Work to be completed | Return only the number of lines that hold "subtitle".
-- Start of Record list --
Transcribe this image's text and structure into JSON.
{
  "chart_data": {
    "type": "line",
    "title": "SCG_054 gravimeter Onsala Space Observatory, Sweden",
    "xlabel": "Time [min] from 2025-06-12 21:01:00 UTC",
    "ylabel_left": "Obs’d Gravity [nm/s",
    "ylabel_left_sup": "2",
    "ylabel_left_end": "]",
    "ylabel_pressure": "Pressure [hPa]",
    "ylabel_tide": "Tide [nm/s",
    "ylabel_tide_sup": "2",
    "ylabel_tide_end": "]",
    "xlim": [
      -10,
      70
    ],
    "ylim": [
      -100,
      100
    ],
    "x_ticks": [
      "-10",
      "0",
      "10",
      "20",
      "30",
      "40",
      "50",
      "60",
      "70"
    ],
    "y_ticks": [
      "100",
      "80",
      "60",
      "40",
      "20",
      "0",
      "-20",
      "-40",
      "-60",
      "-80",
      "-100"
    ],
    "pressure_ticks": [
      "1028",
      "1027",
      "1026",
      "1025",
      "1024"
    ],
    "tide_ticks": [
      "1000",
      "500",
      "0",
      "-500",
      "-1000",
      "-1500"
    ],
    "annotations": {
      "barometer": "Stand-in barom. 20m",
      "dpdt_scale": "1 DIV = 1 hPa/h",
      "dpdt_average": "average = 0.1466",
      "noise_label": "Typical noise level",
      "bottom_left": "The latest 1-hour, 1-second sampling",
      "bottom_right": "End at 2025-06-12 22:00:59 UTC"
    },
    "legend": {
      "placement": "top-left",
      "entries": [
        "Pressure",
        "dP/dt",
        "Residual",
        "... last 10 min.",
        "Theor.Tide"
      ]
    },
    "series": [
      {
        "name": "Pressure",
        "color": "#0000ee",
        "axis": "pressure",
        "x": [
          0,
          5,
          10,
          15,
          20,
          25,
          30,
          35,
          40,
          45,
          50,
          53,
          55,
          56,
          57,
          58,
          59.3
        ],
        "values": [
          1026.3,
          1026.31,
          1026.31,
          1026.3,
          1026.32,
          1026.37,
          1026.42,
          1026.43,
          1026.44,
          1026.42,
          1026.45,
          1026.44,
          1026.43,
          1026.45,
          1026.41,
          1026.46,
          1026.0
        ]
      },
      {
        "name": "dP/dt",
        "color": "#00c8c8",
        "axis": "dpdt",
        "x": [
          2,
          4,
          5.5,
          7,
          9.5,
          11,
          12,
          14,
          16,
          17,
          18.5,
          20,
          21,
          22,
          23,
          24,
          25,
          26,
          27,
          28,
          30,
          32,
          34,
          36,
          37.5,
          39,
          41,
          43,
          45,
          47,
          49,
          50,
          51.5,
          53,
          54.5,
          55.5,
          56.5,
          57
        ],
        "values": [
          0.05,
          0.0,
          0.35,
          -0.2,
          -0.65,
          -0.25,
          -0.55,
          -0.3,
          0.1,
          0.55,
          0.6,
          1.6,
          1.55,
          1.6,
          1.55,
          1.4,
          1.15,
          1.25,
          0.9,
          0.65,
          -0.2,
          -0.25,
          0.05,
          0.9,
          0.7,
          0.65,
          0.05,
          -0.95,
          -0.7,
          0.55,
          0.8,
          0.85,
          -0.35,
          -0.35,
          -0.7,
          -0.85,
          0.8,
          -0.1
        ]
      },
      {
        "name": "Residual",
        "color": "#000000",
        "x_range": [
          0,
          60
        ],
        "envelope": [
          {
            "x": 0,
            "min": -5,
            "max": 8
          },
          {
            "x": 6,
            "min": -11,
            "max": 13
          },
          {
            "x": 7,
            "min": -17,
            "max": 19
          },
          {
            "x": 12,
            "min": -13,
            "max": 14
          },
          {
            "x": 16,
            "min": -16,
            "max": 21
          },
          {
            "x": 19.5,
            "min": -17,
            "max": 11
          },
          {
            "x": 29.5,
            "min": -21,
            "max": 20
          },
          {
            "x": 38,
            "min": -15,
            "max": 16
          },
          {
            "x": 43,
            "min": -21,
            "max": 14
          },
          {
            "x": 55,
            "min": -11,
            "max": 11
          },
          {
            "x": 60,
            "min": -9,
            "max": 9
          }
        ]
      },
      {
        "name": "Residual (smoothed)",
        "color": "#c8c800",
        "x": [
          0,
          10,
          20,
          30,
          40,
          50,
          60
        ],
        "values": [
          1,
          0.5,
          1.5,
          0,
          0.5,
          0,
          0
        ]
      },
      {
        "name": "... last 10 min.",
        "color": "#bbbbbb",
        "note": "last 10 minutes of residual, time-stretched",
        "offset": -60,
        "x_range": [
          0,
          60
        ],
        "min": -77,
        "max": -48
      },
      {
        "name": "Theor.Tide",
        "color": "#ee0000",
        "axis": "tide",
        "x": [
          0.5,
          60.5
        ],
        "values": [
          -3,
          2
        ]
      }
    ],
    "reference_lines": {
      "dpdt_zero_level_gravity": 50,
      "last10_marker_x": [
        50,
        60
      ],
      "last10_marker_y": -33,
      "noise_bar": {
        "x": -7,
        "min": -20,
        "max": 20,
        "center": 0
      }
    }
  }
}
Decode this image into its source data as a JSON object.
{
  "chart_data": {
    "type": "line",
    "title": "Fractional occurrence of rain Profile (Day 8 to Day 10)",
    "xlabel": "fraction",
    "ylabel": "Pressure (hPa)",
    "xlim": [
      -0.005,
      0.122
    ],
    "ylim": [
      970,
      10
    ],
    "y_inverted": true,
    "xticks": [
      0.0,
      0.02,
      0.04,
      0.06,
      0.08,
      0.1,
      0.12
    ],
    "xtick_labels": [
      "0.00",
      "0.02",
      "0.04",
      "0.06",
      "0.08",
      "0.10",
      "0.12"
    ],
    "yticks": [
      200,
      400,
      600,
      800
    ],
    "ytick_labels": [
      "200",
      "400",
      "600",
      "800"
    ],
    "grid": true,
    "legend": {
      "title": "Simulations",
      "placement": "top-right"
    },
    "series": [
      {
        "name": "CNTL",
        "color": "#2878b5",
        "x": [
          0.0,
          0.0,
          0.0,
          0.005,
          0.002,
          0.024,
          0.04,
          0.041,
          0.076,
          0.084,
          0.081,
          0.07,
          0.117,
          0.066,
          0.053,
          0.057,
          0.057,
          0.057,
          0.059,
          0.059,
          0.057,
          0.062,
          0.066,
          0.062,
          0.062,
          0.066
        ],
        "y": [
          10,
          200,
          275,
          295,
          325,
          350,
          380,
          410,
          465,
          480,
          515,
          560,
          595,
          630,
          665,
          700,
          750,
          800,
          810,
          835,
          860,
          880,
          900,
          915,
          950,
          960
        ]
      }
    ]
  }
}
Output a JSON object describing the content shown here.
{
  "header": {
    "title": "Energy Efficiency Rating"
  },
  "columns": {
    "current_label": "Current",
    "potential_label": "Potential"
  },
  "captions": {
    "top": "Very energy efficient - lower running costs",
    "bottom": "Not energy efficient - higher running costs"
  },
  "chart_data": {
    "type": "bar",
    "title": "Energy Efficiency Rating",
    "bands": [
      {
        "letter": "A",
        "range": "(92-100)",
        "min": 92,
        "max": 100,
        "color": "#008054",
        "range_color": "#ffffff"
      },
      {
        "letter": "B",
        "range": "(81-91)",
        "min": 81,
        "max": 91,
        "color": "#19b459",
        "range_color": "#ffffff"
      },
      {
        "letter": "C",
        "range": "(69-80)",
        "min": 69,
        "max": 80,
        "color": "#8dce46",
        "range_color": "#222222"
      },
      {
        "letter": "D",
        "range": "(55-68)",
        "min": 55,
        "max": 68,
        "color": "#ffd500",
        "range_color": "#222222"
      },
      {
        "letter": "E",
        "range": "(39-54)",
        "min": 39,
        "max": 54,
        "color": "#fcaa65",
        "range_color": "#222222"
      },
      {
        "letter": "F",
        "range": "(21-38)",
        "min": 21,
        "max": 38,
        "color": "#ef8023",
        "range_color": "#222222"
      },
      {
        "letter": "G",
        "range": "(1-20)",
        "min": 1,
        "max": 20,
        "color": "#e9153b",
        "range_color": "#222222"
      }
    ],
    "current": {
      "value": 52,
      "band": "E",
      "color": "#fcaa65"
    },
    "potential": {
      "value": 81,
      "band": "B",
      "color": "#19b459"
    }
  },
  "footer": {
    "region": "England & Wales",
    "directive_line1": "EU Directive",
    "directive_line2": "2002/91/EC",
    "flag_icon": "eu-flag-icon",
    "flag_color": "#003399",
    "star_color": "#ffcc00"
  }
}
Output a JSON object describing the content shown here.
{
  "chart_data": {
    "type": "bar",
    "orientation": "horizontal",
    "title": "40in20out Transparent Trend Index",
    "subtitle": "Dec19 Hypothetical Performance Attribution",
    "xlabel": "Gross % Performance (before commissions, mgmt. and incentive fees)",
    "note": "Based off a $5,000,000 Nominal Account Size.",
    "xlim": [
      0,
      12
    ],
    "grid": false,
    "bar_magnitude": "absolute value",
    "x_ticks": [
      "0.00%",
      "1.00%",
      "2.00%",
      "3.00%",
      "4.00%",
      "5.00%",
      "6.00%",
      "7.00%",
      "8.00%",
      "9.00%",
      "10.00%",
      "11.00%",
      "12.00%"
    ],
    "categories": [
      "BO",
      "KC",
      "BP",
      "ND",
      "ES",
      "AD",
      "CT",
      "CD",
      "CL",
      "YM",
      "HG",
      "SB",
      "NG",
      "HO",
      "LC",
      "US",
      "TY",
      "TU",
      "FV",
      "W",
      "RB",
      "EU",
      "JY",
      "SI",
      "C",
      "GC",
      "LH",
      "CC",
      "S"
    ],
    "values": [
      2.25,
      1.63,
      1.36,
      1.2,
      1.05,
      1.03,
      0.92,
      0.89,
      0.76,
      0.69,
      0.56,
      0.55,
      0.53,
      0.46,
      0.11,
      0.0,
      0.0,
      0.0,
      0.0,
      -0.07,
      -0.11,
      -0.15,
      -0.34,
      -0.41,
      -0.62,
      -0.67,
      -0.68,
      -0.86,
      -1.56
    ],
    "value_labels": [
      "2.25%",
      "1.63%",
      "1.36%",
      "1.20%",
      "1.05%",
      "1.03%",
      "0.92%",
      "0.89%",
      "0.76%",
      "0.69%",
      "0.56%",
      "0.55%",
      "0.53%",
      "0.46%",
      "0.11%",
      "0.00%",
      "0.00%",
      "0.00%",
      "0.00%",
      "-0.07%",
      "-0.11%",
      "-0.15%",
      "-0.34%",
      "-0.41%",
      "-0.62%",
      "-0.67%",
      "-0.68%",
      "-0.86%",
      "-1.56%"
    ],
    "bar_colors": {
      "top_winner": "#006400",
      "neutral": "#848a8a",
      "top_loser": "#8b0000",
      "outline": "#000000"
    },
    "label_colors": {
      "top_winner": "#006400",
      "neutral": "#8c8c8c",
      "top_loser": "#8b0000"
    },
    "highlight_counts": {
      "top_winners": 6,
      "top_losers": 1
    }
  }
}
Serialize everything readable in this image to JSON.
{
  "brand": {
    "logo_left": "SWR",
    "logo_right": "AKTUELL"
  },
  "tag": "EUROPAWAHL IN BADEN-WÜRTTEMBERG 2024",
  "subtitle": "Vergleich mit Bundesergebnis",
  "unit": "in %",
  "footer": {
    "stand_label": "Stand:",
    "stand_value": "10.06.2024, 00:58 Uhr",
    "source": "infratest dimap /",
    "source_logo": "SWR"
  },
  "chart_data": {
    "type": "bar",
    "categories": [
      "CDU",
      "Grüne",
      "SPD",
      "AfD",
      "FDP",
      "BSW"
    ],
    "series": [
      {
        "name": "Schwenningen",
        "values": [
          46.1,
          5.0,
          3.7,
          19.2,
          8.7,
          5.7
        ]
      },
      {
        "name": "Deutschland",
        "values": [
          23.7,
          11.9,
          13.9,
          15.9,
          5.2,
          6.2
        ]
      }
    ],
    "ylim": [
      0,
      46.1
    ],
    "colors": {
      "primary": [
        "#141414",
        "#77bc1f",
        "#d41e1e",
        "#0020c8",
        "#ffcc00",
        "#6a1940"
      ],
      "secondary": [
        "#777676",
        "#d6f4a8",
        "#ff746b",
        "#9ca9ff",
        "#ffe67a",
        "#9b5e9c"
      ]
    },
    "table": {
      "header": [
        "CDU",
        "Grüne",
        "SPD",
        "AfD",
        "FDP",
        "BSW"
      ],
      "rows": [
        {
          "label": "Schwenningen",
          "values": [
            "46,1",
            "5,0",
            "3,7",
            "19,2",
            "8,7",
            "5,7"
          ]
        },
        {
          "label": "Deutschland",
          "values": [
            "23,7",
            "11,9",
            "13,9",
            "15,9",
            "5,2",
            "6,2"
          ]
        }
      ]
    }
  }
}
-- End of Record list --
Completed task | 2